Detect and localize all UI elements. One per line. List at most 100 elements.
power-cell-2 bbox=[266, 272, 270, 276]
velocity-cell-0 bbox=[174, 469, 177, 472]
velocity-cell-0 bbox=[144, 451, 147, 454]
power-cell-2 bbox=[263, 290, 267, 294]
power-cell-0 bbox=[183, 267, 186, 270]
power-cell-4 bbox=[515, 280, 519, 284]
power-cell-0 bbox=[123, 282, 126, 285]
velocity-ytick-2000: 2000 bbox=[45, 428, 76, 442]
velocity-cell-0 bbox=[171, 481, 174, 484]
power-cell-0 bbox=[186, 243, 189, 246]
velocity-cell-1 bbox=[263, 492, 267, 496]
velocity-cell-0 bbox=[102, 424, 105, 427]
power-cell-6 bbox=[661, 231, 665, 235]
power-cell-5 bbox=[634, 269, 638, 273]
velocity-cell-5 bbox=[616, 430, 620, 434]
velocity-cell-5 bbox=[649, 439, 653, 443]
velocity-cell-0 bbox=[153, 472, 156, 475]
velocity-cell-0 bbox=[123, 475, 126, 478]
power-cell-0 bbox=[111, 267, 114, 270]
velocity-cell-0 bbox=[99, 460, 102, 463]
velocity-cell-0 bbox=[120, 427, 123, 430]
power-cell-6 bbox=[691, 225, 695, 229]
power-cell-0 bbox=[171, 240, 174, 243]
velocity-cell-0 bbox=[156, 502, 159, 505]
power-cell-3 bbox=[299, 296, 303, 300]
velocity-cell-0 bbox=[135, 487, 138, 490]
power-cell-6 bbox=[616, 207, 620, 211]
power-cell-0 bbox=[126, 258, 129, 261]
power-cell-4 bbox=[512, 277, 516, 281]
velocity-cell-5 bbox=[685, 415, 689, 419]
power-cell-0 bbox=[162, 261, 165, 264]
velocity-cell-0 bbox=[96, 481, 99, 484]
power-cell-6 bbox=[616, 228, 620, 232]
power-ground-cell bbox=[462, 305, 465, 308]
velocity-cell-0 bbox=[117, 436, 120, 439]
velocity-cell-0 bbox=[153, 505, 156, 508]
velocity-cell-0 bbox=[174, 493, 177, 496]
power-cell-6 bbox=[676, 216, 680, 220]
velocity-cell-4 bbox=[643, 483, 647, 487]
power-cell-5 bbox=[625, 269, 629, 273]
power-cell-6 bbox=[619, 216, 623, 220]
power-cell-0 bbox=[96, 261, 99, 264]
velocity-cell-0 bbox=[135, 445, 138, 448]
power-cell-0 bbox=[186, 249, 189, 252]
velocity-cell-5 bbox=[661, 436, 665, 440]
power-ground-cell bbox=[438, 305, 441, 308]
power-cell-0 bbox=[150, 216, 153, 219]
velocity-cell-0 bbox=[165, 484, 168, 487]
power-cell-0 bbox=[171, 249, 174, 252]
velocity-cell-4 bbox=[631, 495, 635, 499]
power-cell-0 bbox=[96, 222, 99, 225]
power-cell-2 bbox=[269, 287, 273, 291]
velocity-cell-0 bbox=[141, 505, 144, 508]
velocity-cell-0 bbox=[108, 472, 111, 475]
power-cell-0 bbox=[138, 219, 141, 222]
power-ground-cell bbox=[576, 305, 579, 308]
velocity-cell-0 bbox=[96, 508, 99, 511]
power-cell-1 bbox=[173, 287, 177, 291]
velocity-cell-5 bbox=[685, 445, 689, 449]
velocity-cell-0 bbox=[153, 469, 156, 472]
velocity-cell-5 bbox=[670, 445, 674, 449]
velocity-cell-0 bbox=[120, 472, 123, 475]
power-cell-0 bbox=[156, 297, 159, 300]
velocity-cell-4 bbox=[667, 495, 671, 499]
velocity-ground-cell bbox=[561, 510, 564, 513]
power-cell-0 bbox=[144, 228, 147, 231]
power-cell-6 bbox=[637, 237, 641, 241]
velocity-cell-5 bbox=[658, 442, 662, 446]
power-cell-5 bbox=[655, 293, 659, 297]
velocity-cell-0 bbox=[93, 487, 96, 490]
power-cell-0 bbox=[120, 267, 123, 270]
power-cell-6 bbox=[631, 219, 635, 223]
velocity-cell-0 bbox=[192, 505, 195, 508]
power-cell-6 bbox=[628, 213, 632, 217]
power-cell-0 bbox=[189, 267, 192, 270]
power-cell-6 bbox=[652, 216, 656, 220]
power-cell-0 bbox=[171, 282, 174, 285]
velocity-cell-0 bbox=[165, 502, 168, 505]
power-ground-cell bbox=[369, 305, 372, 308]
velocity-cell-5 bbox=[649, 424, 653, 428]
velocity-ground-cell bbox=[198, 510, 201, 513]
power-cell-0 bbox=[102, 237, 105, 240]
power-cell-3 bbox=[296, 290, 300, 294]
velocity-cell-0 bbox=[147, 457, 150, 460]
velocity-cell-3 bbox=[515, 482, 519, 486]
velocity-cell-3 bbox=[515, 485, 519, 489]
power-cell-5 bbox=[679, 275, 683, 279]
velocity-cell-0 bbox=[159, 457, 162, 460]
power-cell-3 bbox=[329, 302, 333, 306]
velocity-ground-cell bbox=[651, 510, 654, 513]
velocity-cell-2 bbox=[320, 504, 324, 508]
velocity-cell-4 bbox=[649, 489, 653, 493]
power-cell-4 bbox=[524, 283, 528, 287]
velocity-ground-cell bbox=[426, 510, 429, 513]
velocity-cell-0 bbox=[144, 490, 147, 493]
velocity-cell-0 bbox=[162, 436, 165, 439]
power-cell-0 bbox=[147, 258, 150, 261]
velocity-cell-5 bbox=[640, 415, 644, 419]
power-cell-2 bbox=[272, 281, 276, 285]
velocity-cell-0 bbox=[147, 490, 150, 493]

DIRECTIONS FOR THIS TASK:
Identify every line in the items above that contains the string "ground", and copy each one in full. Case counts.

RESPONSE BELOW:
power-ground-cell bbox=[462, 305, 465, 308]
power-ground-cell bbox=[438, 305, 441, 308]
power-ground-cell bbox=[576, 305, 579, 308]
velocity-ground-cell bbox=[561, 510, 564, 513]
power-ground-cell bbox=[369, 305, 372, 308]
velocity-ground-cell bbox=[198, 510, 201, 513]
velocity-ground-cell bbox=[651, 510, 654, 513]
velocity-ground-cell bbox=[426, 510, 429, 513]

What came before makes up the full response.